--- BEGIN ---
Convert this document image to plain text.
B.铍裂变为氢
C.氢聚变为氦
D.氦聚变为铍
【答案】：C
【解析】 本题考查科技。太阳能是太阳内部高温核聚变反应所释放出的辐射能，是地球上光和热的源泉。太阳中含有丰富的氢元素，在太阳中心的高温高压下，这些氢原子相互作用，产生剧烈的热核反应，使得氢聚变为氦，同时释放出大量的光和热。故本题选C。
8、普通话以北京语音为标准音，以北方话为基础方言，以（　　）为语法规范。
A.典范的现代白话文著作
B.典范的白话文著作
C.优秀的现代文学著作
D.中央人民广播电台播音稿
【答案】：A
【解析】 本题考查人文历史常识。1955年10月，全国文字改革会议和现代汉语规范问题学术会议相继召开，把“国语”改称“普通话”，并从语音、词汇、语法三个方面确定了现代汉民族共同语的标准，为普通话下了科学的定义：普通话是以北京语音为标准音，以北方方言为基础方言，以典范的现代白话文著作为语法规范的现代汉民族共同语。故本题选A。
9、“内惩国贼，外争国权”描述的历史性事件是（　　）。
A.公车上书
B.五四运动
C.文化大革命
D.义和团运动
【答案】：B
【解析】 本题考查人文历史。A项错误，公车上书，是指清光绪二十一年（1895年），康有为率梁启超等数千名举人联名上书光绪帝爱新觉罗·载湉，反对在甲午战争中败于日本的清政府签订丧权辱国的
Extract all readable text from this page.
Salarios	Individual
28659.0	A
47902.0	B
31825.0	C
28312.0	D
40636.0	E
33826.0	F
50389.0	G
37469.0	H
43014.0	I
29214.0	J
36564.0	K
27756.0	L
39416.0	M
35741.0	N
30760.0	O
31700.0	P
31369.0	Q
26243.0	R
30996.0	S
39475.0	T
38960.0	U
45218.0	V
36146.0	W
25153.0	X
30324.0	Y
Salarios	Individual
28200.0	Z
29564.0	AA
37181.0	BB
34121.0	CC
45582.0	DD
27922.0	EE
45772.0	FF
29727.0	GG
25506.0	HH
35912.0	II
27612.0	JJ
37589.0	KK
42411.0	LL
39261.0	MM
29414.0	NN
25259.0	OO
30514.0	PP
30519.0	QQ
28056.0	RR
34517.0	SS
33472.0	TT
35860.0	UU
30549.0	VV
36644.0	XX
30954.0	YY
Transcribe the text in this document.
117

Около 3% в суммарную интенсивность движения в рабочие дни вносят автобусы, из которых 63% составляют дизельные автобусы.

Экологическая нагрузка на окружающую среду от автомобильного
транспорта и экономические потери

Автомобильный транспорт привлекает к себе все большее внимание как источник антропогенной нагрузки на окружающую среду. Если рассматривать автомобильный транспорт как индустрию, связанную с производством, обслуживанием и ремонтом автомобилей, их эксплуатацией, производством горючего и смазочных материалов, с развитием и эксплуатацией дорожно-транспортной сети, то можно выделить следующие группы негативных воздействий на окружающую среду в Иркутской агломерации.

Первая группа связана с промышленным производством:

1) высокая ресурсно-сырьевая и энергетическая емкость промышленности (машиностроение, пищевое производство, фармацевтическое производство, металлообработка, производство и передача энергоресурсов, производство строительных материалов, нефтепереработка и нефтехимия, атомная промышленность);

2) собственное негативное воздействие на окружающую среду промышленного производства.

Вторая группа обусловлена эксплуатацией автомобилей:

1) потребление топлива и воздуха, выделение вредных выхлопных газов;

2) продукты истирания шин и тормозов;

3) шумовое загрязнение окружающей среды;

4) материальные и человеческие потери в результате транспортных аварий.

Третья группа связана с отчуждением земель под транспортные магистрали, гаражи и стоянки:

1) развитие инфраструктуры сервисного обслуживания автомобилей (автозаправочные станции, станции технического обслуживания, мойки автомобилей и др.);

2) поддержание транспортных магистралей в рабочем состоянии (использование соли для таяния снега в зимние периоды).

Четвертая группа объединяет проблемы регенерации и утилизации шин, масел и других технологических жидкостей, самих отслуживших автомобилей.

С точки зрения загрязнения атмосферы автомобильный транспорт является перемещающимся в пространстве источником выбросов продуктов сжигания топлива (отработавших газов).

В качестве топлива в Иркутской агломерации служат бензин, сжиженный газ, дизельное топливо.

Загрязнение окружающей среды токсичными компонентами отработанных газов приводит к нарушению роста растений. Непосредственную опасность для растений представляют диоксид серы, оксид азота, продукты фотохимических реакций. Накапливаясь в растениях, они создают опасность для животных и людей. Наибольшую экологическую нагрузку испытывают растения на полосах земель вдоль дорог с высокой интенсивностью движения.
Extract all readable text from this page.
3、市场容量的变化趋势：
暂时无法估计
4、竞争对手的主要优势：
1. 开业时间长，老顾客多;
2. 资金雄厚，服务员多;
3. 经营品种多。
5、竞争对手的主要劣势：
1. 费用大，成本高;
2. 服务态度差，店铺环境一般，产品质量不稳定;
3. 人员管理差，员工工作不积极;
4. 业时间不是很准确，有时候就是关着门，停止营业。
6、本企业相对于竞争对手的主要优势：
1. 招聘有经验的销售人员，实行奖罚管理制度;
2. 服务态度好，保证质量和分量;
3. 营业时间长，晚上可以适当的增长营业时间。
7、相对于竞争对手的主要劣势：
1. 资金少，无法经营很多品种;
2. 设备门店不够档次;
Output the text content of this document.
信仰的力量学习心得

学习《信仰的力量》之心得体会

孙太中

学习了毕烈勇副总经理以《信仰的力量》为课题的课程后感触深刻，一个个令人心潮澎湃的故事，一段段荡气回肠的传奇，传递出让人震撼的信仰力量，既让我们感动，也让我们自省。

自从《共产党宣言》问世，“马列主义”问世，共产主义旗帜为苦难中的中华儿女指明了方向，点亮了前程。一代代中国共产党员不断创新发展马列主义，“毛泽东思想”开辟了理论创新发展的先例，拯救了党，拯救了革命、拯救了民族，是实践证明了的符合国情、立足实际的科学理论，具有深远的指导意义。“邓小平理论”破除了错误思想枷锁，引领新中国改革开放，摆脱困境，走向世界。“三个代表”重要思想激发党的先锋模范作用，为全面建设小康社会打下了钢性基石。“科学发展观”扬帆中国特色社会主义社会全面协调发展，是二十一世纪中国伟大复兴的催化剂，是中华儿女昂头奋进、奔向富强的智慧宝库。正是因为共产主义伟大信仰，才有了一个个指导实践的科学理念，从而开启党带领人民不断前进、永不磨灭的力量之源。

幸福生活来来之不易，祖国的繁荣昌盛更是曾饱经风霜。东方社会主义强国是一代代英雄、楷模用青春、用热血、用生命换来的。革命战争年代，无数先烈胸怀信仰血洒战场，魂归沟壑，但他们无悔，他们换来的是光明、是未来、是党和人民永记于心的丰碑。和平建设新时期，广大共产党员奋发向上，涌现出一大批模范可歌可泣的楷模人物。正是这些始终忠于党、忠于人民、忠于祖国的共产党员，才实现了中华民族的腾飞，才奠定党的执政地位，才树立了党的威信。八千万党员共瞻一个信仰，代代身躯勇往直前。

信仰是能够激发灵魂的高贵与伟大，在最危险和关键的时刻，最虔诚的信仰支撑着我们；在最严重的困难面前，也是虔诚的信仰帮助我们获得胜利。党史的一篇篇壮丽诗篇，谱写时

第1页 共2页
--- END ---
▶ [Instruction]
Write out all the records above again, exactly as they stand.

▶ [Written solution]
Convert this document image to plain text.
B.铍裂变为氢
C.氢聚变为氦
D.氦聚变为铍
【答案】：C
【解析】 本题考查科技。太阳能是太阳内部高温核聚变反应所释放出的辐射能，是地球上光和热的源泉。太阳中含有丰富的氢元素，在太阳中心的高温高压下，这些氢原子相互作用，产生剧烈的热核反应，使得氢聚变为氦，同时释放出大量的光和热。故本题选C。
8、普通话以北京语音为标准音，以北方话为基础方言，以（　　）为语法规范。
A.典范的现代白话文著作
B.典范的白话文著作
C.优秀的现代文学著作
D.中央人民广播电台播音稿
【答案】：A
【解析】 本题考查人文历史常识。1955年10月，全国文字改革会议和现代汉语规范问题学术会议相继召开，把“国语”改称“普通话”，并从语音、词汇、语法三个方面确定了现代汉民族共同语的标准，为普通话下了科学的定义：普通话是以北京语音为标准音，以北方方言为基础方言，以典范的现代白话文著作为语法规范的现代汉民族共同语。故本题选A。
9、“内惩国贼，外争国权”描述的历史性事件是（　　）。
A.公车上书
B.五四运动
C.文化大革命
D.义和团运动
【答案】：B
【解析】 本题考查人文历史。A项错误，公车上书，是指清光绪二十一年（1895年），康有为率梁启超等数千名举人联名上书光绪帝爱新觉罗·载湉，反对在甲午战争中败于日本的清政府签订丧权辱国的
Extract all readable text from this page.
Salarios	Individual
28659.0	A
47902.0	B
31825.0	C
28312.0	D
40636.0	E
33826.0	F
50389.0	G
37469.0	H
43014.0	I
29214.0	J
36564.0	K
27756.0	L
39416.0	M
35741.0	N
30760.0	O
31700.0	P
31369.0	Q
26243.0	R
30996.0	S
39475.0	T
38960.0	U
45218.0	V
36146.0	W
25153.0	X
30324.0	Y
Salarios	Individual
28200.0	Z
29564.0	AA
37181.0	BB
34121.0	CC
45582.0	DD
27922.0	EE
45772.0	FF
29727.0	GG
25506.0	HH
35912.0	II
27612.0	JJ
37589.0	KK
42411.0	LL
39261.0	MM
29414.0	NN
25259.0	OO
30514.0	PP
30519.0	QQ
28056.0	RR
34517.0	SS
33472.0	TT
35860.0	UU
30549.0	VV
36644.0	XX
30954.0	YY
Transcribe the text in this document.
117

Около 3% в суммарную интенсивность движения в рабочие дни вносят автобусы, из которых 63% составляют дизельные автобусы.

Экологическая нагрузка на окружающую среду от автомобильного
транспорта и экономические потери

Автомобильный транспорт привлекает к себе все большее внимание как источник антропогенной нагрузки на окружающую среду. Если рассматривать автомобильный транспорт как индустрию, связанную с производством, обслуживанием и ремонтом автомобилей, их эксплуатацией, производством горючего и смазочных материалов, с развитием и эксплуатацией дорожно-транспортной сети, то можно выделить следующие группы негативных воздействий на окружающую среду в Иркутской агломерации.

Первая группа связана с промышленным производством:

1) высокая ресурсно-сырьевая и энергетическая емкость промышленности (машиностроение, пищевое производство, фармацевтическое производство, металлообработка, производство и передача энергоресурсов, производство строительных материалов, нефтепереработка и нефтехимия, атомная промышленность);

2) собственное негативное воздействие на окружающую среду промышленного производства.

Вторая группа обусловлена эксплуатацией автомобилей:

1) потребление топлива и воздуха, выделение вредных выхлопных газов;

2) продукты истирания шин и тормозов;

3) шумовое загрязнение окружающей среды;

4) материальные и человеческие потери в результате транспортных аварий.

Третья группа связана с отчуждением земель под транспортные магистрали, гаражи и стоянки:

1) развитие инфраструктуры сервисного обслуживания автомобилей (автозаправочные станции, станции технического обслуживания, мойки автомобилей и др.);

2) поддержание транспортных магистралей в рабочем состоянии (использование соли для таяния снега в зимние периоды).

Четвертая группа объединяет проблемы регенерации и утилизации шин, масел и других технологических жидкостей, самих отслуживших автомобилей.

С точки зрения загрязнения атмосферы автомобильный транспорт является перемещающимся в пространстве источником выбросов продуктов сжигания топлива (отработавших газов).

В качестве топлива в Иркутской агломерации служат бензин, сжиженный газ, дизельное топливо.

Загрязнение окружающей среды токсичными компонентами отработанных газов приводит к нарушению роста растений. Непосредственную опасность для растений представляют диоксид серы, оксид азота, продукты фотохимических реакций. Накапливаясь в растениях, они создают опасность для животных и людей. Наибольшую экологическую нагрузку испытывают растения на полосах земель вдоль дорог с высокой интенсивностью движения.
Extract all readable text from this page.
3、市场容量的变化趋势：
暂时无法估计
4、竞争对手的主要优势：
1. 开业时间长，老顾客多;
2. 资金雄厚，服务员多;
3. 经营品种多。
5、竞争对手的主要劣势：
1. 费用大，成本高;
2. 服务态度差，店铺环境一般，产品质量不稳定;
3. 人员管理差，员工工作不积极;
4. 业时间不是很准确，有时候就是关着门，停止营业。
6、本企业相对于竞争对手的主要优势：
1. 招聘有经验的销售人员，实行奖罚管理制度;
2. 服务态度好，保证质量和分量;
3. 营业时间长，晚上可以适当的增长营业时间。
7、相对于竞争对手的主要劣势：
1. 资金少，无法经营很多品种;
2. 设备门店不够档次;
Output the text content of this document.
信仰的力量学习心得

学习《信仰的力量》之心得体会

孙太中

学习了毕烈勇副总经理以《信仰的力量》为课题的课程后感触深刻，一个个令人心潮澎湃的故事，一段段荡气回肠的传奇，传递出让人震撼的信仰力量，既让我们感动，也让我们自省。

自从《共产党宣言》问世，“马列主义”问世，共产主义旗帜为苦难中的中华儿女指明了方向，点亮了前程。一代代中国共产党员不断创新发展马列主义，“毛泽东思想”开辟了理论创新发展的先例，拯救了党，拯救了革命、拯救了民族，是实践证明了的符合国情、立足实际的科学理论，具有深远的指导意义。“邓小平理论”破除了错误思想枷锁，引领新中国改革开放，摆脱困境，走向世界。“三个代表”重要思想激发党的先锋模范作用，为全面建设小康社会打下了钢性基石。“科学发展观”扬帆中国特色社会主义社会全面协调发展，是二十一世纪中国伟大复兴的催化剂，是中华儿女昂头奋进、奔向富强的智慧宝库。正是因为共产主义伟大信仰，才有了一个个指导实践的科学理念，从而开启党带领人民不断前进、永不磨灭的力量之源。

幸福生活来来之不易，祖国的繁荣昌盛更是曾饱经风霜。东方社会主义强国是一代代英雄、楷模用青春、用热血、用生命换来的。革命战争年代，无数先烈胸怀信仰血洒战场，魂归沟壑，但他们无悔，他们换来的是光明、是未来、是党和人民永记于心的丰碑。和平建设新时期，广大共产党员奋发向上，涌现出一大批模范可歌可泣的楷模人物。正是这些始终忠于党、忠于人民、忠于祖国的共产党员，才实现了中华民族的腾飞，才奠定党的执政地位，才树立了党的威信。八千万党员共瞻一个信仰，代代身躯勇往直前。

信仰是能够激发灵魂的高贵与伟大，在最危险和关键的时刻，最虔诚的信仰支撑着我们；在最严重的困难面前，也是虔诚的信仰帮助我们获得胜利。党史的一篇篇壮丽诗篇，谱写时

第1页 共2页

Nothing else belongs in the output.